→ **THE EXERCISE**: Give every entry again, unchanged, and leave its images out.

→ **THE RECORDS**:
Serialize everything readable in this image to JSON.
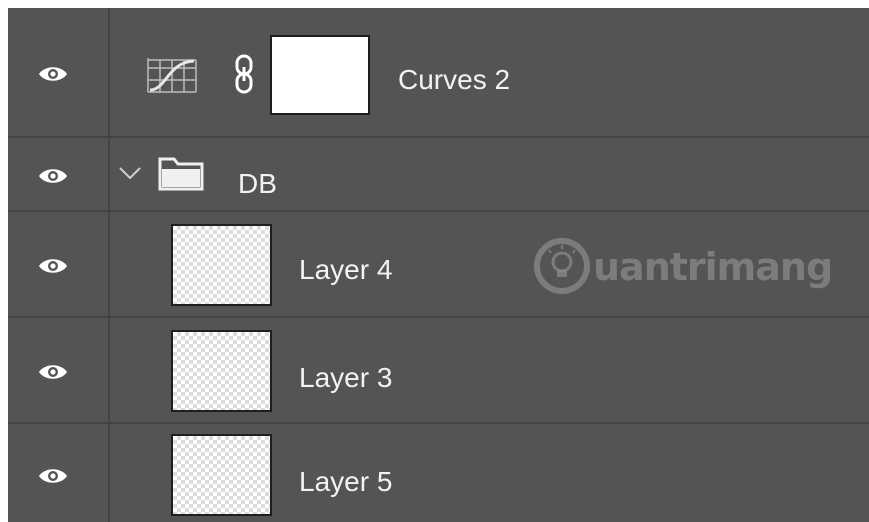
{
  "layers": [
    {
      "type": "adjustment",
      "name": "Curves 2",
      "icon": "curves-adjustment-icon",
      "has_mask": true,
      "visible": true
    },
    {
      "type": "group",
      "name": "DB",
      "icon": "folder-icon",
      "expanded": true,
      "visible": true
    },
    {
      "type": "pixel",
      "name": "Layer 4",
      "visible": true
    },
    {
      "type": "pixel",
      "name": "Layer 3",
      "visible": true
    },
    {
      "type": "pixel",
      "name": "Layer 5",
      "visible": true
    }
  ],
  "watermark": {
    "text": "uantrimang",
    "logo": "lightbulb-logo"
  },
  "colors": {
    "panel": "#545454",
    "divider": "#444444",
    "text": "#f2f2f2"
  }
}
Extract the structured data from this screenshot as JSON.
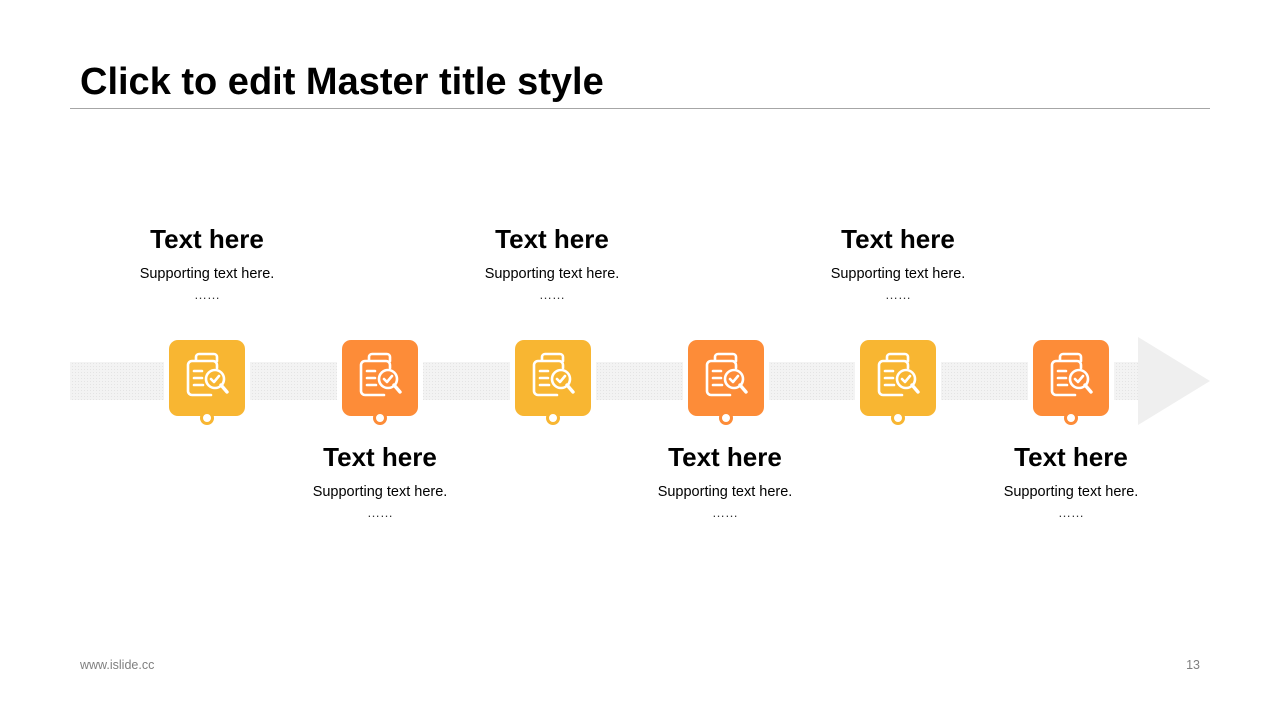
{
  "slide": {
    "title": "Click to edit Master title style",
    "footer_url": "www.islide.cc",
    "page_number": "13"
  },
  "colors": {
    "yellow": "#F8B632",
    "orange": "#FD8C38",
    "arrow": "#efefef",
    "rule": "#a6a6a6"
  },
  "steps": [
    {
      "heading": "Text here",
      "support": "Supporting text here.",
      "dots": "……",
      "color": "yellow",
      "position": "above",
      "icon": "document-search-check-icon"
    },
    {
      "heading": "Text here",
      "support": "Supporting text here.",
      "dots": "……",
      "color": "orange",
      "position": "below",
      "icon": "document-search-check-icon"
    },
    {
      "heading": "Text here",
      "support": "Supporting text here.",
      "dots": "……",
      "color": "yellow",
      "position": "above",
      "icon": "document-search-check-icon"
    },
    {
      "heading": "Text here",
      "support": "Supporting text here.",
      "dots": "……",
      "color": "orange",
      "position": "below",
      "icon": "document-search-check-icon"
    },
    {
      "heading": "Text here",
      "support": "Supporting text here.",
      "dots": "……",
      "color": "yellow",
      "position": "above",
      "icon": "document-search-check-icon"
    },
    {
      "heading": "Text here",
      "support": "Supporting text here.",
      "dots": "……",
      "color": "orange",
      "position": "below",
      "icon": "document-search-check-icon"
    }
  ]
}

→ **FINISHED TASK**:
Serialize everything readable in this image to JSON.
{
  "layers": [
    {
      "type": "adjustment",
      "name": "Curves 2",
      "icon": "curves-adjustment-icon",
      "has_mask": true,
      "visible": true
    },
    {
      "type": "group",
      "name": "DB",
      "icon": "folder-icon",
      "expanded": true,
      "visible": true
    },
    {
      "type": "pixel",
      "name": "Layer 4",
      "visible": true
    },
    {
      "type": "pixel",
      "name": "Layer 3",
      "visible": true
    },
    {
      "type": "pixel",
      "name": "Layer 5",
      "visible": true
    }
  ],
  "watermark": {
    "text": "uantrimang",
    "logo": "lightbulb-logo"
  },
  "colors": {
    "panel": "#545454",
    "divider": "#444444",
    "text": "#f2f2f2"
  }
}
Extract the structured data from this screenshot as JSON.
{
  "slide": {
    "title": "Click to edit Master title style",
    "footer_url": "www.islide.cc",
    "page_number": "13"
  },
  "colors": {
    "yellow": "#F8B632",
    "orange": "#FD8C38",
    "arrow": "#efefef",
    "rule": "#a6a6a6"
  },
  "steps": [
    {
      "heading": "Text here",
      "support": "Supporting text here.",
      "dots": "……",
      "color": "yellow",
      "position": "above",
      "icon": "document-search-check-icon"
    },
    {
      "heading": "Text here",
      "support": "Supporting text here.",
      "dots": "……",
      "color": "orange",
      "position": "below",
      "icon": "document-search-check-icon"
    },
    {
      "heading": "Text here",
      "support": "Supporting text here.",
      "dots": "……",
      "color": "yellow",
      "position": "above",
      "icon": "document-search-check-icon"
    },
    {
      "heading": "Text here",
      "support": "Supporting text here.",
      "dots": "……",
      "color": "orange",
      "position": "below",
      "icon": "document-search-check-icon"
    },
    {
      "heading": "Text here",
      "support": "Supporting text here.",
      "dots": "……",
      "color": "yellow",
      "position": "above",
      "icon": "document-search-check-icon"
    },
    {
      "heading": "Text here",
      "support": "Supporting text here.",
      "dots": "……",
      "color": "orange",
      "position": "below",
      "icon": "document-search-check-icon"
    }
  ]
}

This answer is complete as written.